Task description - Copy out the listing that follows exactly, dropping every picture.

Recorded data:
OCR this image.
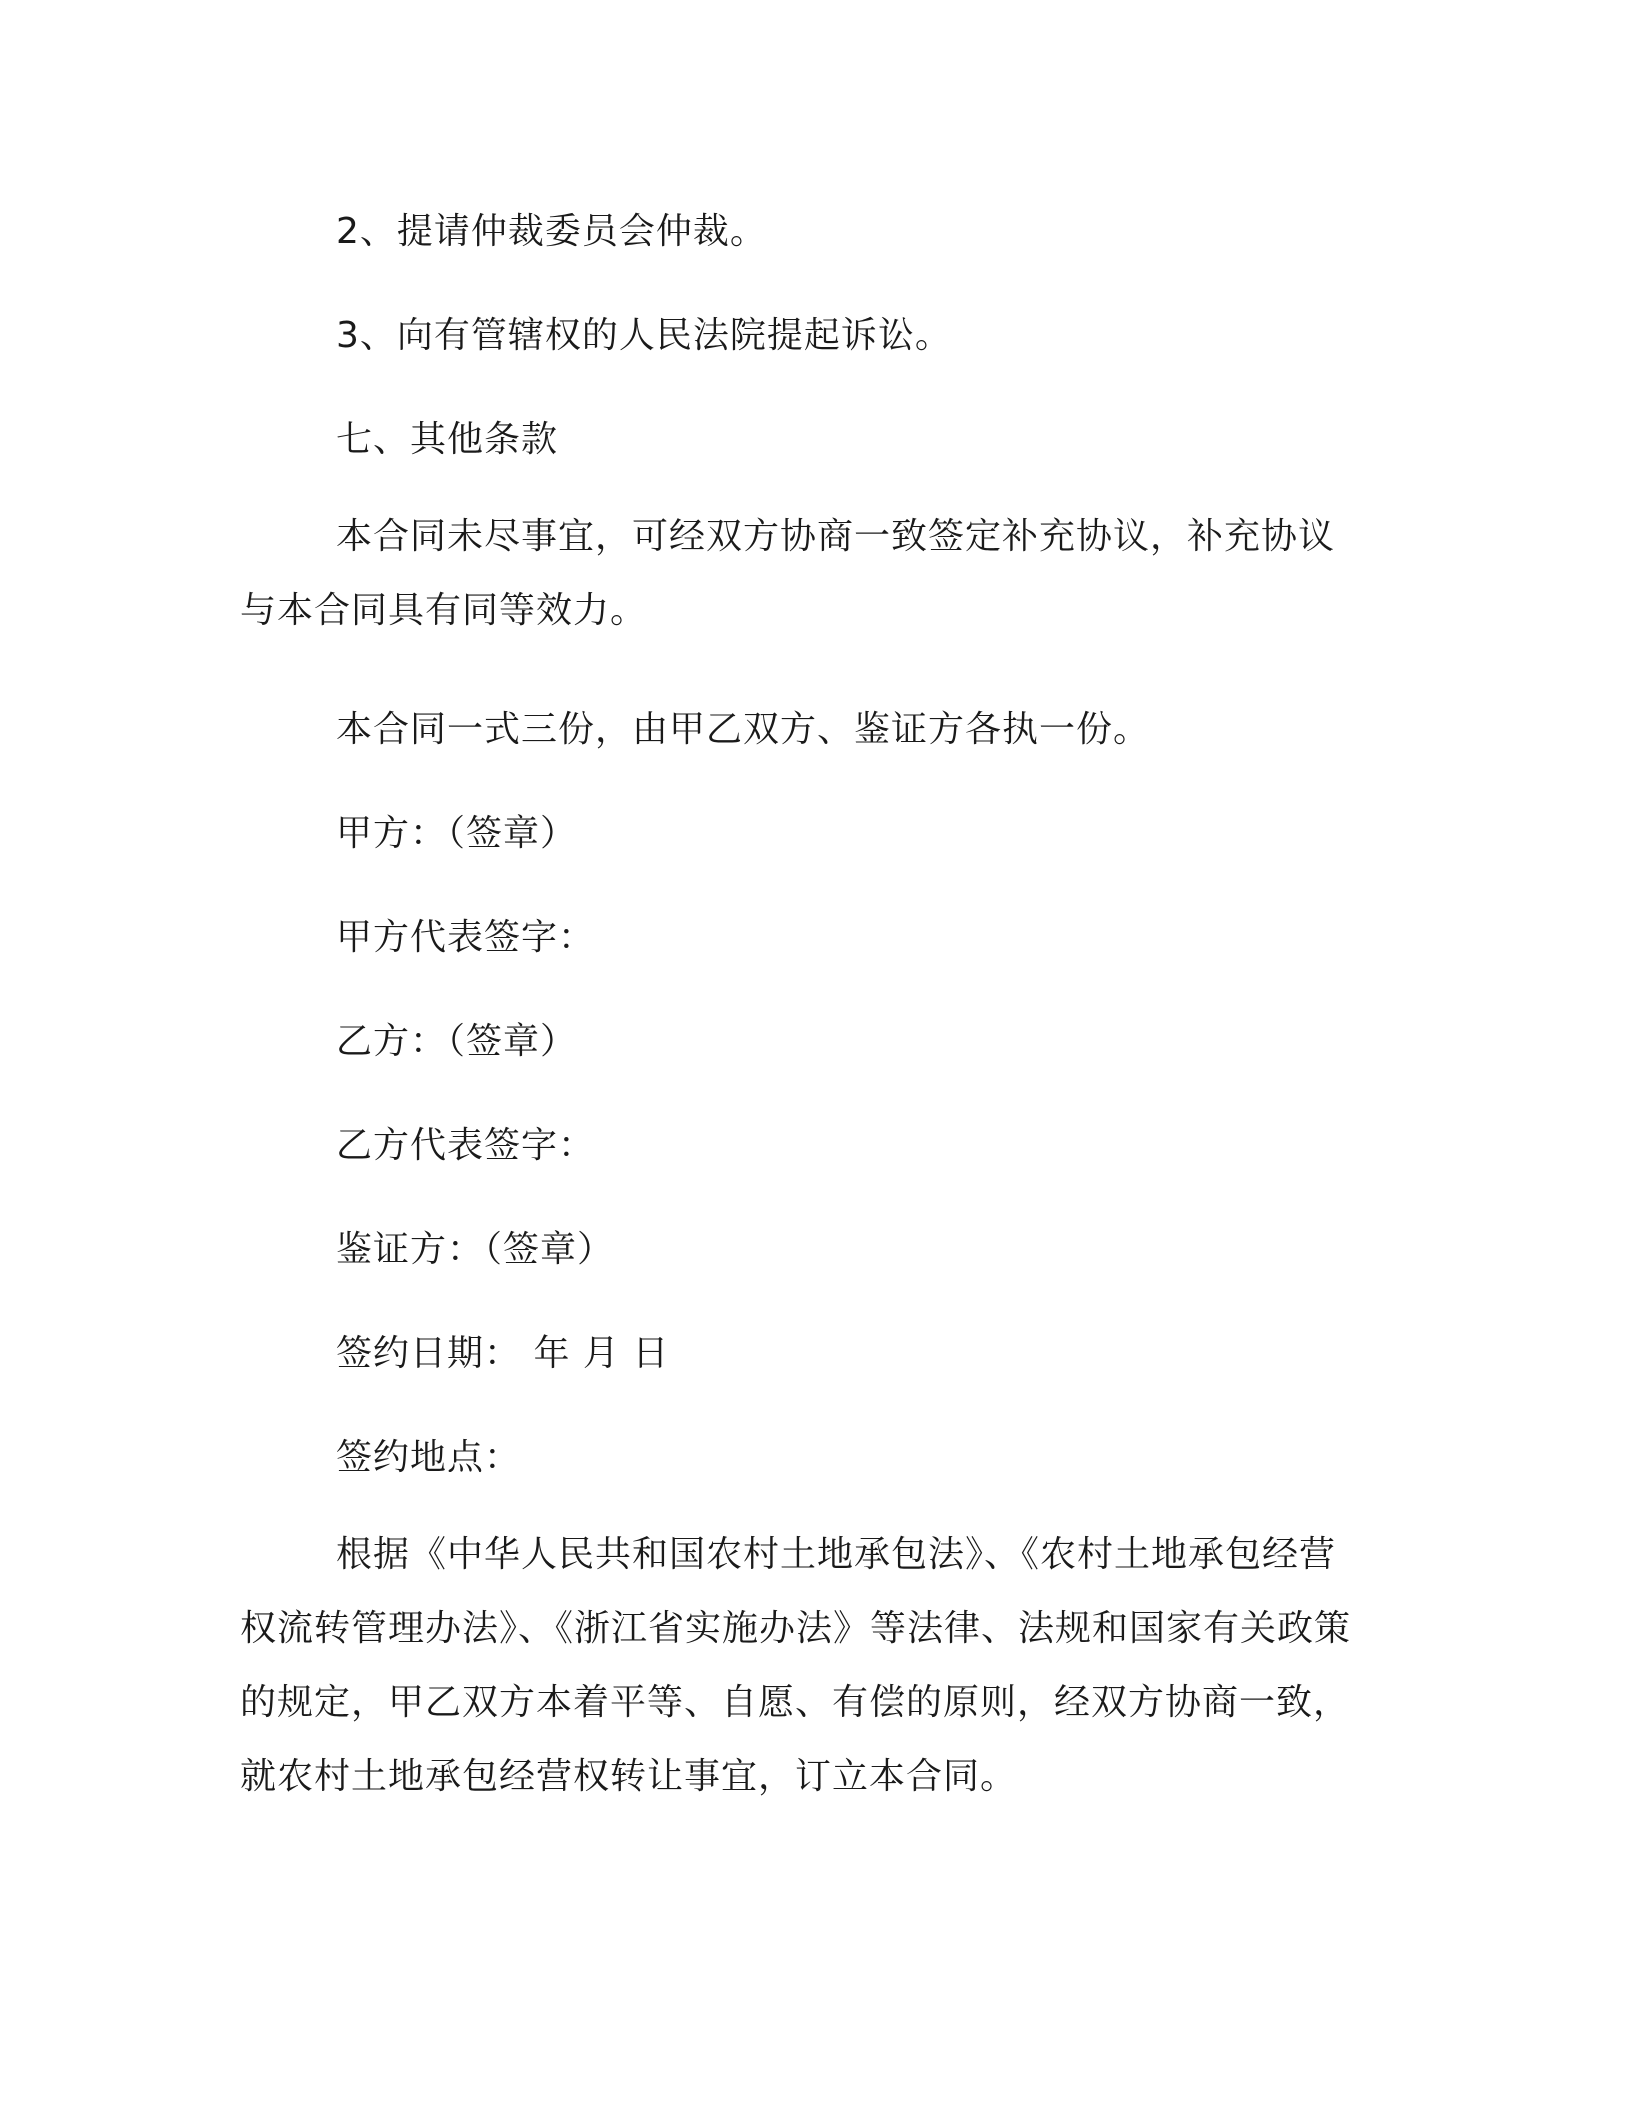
2、提请仲裁委员会仲裁。

3、向有管辖权的人民法院提起诉讼。

七、其他条款

本合同未尽事宜，可经双方协商一致签定补充协议，补充协议与本合同具有同等效力。

本合同一式三份，由甲乙双方、鉴证方各执一份。

甲方：（签章）

甲方代表签字：

乙方：（签章）

乙方代表签字：

鉴证方：（签章）

签约日期： 年 月 日

签约地点：

根据《中华人民共和国农村土地承包法》、《农村土地承包经营权流转管理办法》、《浙江省实施办法》等法律、法规和国家有关政策的规定，甲乙双方本着平等、自愿、有偿的原则，经双方协商一致，就农村土地承包经营权转让事宜，订立本合同。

Reply -
OCR this image.
2、提请仲裁委员会仲裁。

3、向有管辖权的人民法院提起诉讼。

七、其他条款

本合同未尽事宜，可经双方协商一致签定补充协议，补充协议与本合同具有同等效力。

本合同一式三份，由甲乙双方、鉴证方各执一份。

甲方：（签章）

甲方代表签字：

乙方：（签章）

乙方代表签字：

鉴证方：（签章）

签约日期： 年 月 日

签约地点：

根据《中华人民共和国农村土地承包法》、《农村土地承包经营权流转管理办法》、《浙江省实施办法》等法律、法规和国家有关政策的规定，甲乙双方本着平等、自愿、有偿的原则，经双方协商一致，就农村土地承包经营权转让事宜，订立本合同。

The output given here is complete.